Required work>
The entries below are to be repeated exactly as they stand.

Records provided>
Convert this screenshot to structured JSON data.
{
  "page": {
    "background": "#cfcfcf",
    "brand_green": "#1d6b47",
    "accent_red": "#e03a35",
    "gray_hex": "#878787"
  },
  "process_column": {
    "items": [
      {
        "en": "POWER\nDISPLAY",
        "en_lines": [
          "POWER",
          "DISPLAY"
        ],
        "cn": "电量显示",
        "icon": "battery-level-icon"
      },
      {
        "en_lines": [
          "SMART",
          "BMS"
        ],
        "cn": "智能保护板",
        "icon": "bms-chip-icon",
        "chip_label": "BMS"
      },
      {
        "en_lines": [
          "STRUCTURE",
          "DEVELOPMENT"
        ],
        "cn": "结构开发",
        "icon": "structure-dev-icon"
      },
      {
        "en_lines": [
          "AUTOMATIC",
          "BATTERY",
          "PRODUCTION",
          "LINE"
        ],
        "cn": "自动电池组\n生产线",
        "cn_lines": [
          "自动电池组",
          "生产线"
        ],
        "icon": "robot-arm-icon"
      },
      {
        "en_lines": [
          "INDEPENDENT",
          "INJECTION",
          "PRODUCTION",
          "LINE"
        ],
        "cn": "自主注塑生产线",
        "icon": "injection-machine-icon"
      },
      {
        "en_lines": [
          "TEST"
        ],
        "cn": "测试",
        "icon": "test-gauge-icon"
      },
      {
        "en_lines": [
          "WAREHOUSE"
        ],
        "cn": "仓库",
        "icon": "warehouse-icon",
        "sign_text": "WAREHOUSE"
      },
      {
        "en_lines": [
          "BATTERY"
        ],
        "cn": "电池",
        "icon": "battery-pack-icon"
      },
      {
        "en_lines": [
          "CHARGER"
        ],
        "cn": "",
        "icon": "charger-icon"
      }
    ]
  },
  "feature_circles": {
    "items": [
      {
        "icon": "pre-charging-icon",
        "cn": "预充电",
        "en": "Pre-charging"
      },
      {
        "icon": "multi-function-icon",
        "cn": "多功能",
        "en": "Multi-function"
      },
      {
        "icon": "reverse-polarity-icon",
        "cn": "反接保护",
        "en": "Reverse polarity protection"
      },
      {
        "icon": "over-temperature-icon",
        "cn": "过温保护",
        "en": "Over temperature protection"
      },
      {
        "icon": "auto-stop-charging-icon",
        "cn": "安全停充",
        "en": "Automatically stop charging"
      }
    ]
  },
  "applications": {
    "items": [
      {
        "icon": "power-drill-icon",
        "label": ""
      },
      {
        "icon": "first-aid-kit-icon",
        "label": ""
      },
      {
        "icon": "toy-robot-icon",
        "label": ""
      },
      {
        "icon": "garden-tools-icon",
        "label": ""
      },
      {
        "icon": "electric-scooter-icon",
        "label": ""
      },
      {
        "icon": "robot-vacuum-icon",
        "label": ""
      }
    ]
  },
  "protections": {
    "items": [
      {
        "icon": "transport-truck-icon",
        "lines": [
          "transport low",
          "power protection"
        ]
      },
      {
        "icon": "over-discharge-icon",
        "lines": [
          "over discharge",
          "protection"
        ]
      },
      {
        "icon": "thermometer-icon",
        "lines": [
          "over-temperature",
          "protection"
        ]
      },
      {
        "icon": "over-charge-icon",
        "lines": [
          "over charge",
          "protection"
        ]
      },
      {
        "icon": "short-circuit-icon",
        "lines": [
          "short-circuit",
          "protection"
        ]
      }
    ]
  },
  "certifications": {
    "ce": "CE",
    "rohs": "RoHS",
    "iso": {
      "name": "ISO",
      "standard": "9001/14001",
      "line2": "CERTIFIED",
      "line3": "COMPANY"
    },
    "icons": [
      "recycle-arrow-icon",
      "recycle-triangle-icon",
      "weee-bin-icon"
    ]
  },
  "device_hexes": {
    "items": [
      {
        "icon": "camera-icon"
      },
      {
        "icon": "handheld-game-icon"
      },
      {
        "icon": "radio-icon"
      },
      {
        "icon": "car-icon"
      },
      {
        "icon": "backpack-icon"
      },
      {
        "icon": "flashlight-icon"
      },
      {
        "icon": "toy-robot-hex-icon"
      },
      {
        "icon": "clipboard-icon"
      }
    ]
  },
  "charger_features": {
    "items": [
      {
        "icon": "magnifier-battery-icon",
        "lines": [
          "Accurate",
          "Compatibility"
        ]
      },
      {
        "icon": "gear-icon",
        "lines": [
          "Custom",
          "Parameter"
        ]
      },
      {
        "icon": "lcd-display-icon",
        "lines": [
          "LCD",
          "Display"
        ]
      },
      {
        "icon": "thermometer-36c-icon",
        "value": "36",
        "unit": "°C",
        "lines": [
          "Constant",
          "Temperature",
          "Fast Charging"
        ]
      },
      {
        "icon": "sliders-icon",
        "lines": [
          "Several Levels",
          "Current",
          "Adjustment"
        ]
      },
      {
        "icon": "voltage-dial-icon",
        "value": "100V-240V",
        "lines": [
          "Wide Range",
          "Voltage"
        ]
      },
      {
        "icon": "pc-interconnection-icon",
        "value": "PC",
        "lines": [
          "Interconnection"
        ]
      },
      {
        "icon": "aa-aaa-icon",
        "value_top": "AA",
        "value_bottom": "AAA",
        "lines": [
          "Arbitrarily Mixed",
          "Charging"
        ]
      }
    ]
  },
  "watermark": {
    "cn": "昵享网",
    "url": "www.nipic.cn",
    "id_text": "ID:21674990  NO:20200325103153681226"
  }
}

Task answer>
Convert this screenshot to structured JSON data.
{
  "page": {
    "background": "#cfcfcf",
    "brand_green": "#1d6b47",
    "accent_red": "#e03a35",
    "gray_hex": "#878787"
  },
  "process_column": {
    "items": [
      {
        "en": "POWER\nDISPLAY",
        "en_lines": [
          "POWER",
          "DISPLAY"
        ],
        "cn": "电量显示",
        "icon": "battery-level-icon"
      },
      {
        "en_lines": [
          "SMART",
          "BMS"
        ],
        "cn": "智能保护板",
        "icon": "bms-chip-icon",
        "chip_label": "BMS"
      },
      {
        "en_lines": [
          "STRUCTURE",
          "DEVELOPMENT"
        ],
        "cn": "结构开发",
        "icon": "structure-dev-icon"
      },
      {
        "en_lines": [
          "AUTOMATIC",
          "BATTERY",
          "PRODUCTION",
          "LINE"
        ],
        "cn": "自动电池组\n生产线",
        "cn_lines": [
          "自动电池组",
          "生产线"
        ],
        "icon": "robot-arm-icon"
      },
      {
        "en_lines": [
          "INDEPENDENT",
          "INJECTION",
          "PRODUCTION",
          "LINE"
        ],
        "cn": "自主注塑生产线",
        "icon": "injection-machine-icon"
      },
      {
        "en_lines": [
          "TEST"
        ],
        "cn": "测试",
        "icon": "test-gauge-icon"
      },
      {
        "en_lines": [
          "WAREHOUSE"
        ],
        "cn": "仓库",
        "icon": "warehouse-icon",
        "sign_text": "WAREHOUSE"
      },
      {
        "en_lines": [
          "BATTERY"
        ],
        "cn": "电池",
        "icon": "battery-pack-icon"
      },
      {
        "en_lines": [
          "CHARGER"
        ],
        "cn": "",
        "icon": "charger-icon"
      }
    ]
  },
  "feature_circles": {
    "items": [
      {
        "icon": "pre-charging-icon",
        "cn": "预充电",
        "en": "Pre-charging"
      },
      {
        "icon": "multi-function-icon",
        "cn": "多功能",
        "en": "Multi-function"
      },
      {
        "icon": "reverse-polarity-icon",
        "cn": "反接保护",
        "en": "Reverse polarity protection"
      },
      {
        "icon": "over-temperature-icon",
        "cn": "过温保护",
        "en": "Over temperature protection"
      },
      {
        "icon": "auto-stop-charging-icon",
        "cn": "安全停充",
        "en": "Automatically stop charging"
      }
    ]
  },
  "applications": {
    "items": [
      {
        "icon": "power-drill-icon",
        "label": ""
      },
      {
        "icon": "first-aid-kit-icon",
        "label": ""
      },
      {
        "icon": "toy-robot-icon",
        "label": ""
      },
      {
        "icon": "garden-tools-icon",
        "label": ""
      },
      {
        "icon": "electric-scooter-icon",
        "label": ""
      },
      {
        "icon": "robot-vacuum-icon",
        "label": ""
      }
    ]
  },
  "protections": {
    "items": [
      {
        "icon": "transport-truck-icon",
        "lines": [
          "transport low",
          "power protection"
        ]
      },
      {
        "icon": "over-discharge-icon",
        "lines": [
          "over discharge",
          "protection"
        ]
      },
      {
        "icon": "thermometer-icon",
        "lines": [
          "over-temperature",
          "protection"
        ]
      },
      {
        "icon": "over-charge-icon",
        "lines": [
          "over charge",
          "protection"
        ]
      },
      {
        "icon": "short-circuit-icon",
        "lines": [
          "short-circuit",
          "protection"
        ]
      }
    ]
  },
  "certifications": {
    "ce": "CE",
    "rohs": "RoHS",
    "iso": {
      "name": "ISO",
      "standard": "9001/14001",
      "line2": "CERTIFIED",
      "line3": "COMPANY"
    },
    "icons": [
      "recycle-arrow-icon",
      "recycle-triangle-icon",
      "weee-bin-icon"
    ]
  },
  "device_hexes": {
    "items": [
      {
        "icon": "camera-icon"
      },
      {
        "icon": "handheld-game-icon"
      },
      {
        "icon": "radio-icon"
      },
      {
        "icon": "car-icon"
      },
      {
        "icon": "backpack-icon"
      },
      {
        "icon": "flashlight-icon"
      },
      {
        "icon": "toy-robot-hex-icon"
      },
      {
        "icon": "clipboard-icon"
      }
    ]
  },
  "charger_features": {
    "items": [
      {
        "icon": "magnifier-battery-icon",
        "lines": [
          "Accurate",
          "Compatibility"
        ]
      },
      {
        "icon": "gear-icon",
        "lines": [
          "Custom",
          "Parameter"
        ]
      },
      {
        "icon": "lcd-display-icon",
        "lines": [
          "LCD",
          "Display"
        ]
      },
      {
        "icon": "thermometer-36c-icon",
        "value": "36",
        "unit": "°C",
        "lines": [
          "Constant",
          "Temperature",
          "Fast Charging"
        ]
      },
      {
        "icon": "sliders-icon",
        "lines": [
          "Several Levels",
          "Current",
          "Adjustment"
        ]
      },
      {
        "icon": "voltage-dial-icon",
        "value": "100V-240V",
        "lines": [
          "Wide Range",
          "Voltage"
        ]
      },
      {
        "icon": "pc-interconnection-icon",
        "value": "PC",
        "lines": [
          "Interconnection"
        ]
      },
      {
        "icon": "aa-aaa-icon",
        "value_top": "AA",
        "value_bottom": "AAA",
        "lines": [
          "Arbitrarily Mixed",
          "Charging"
        ]
      }
    ]
  },
  "watermark": {
    "cn": "昵享网",
    "url": "www.nipic.cn",
    "id_text": "ID:21674990  NO:20200325103153681226"
  }
}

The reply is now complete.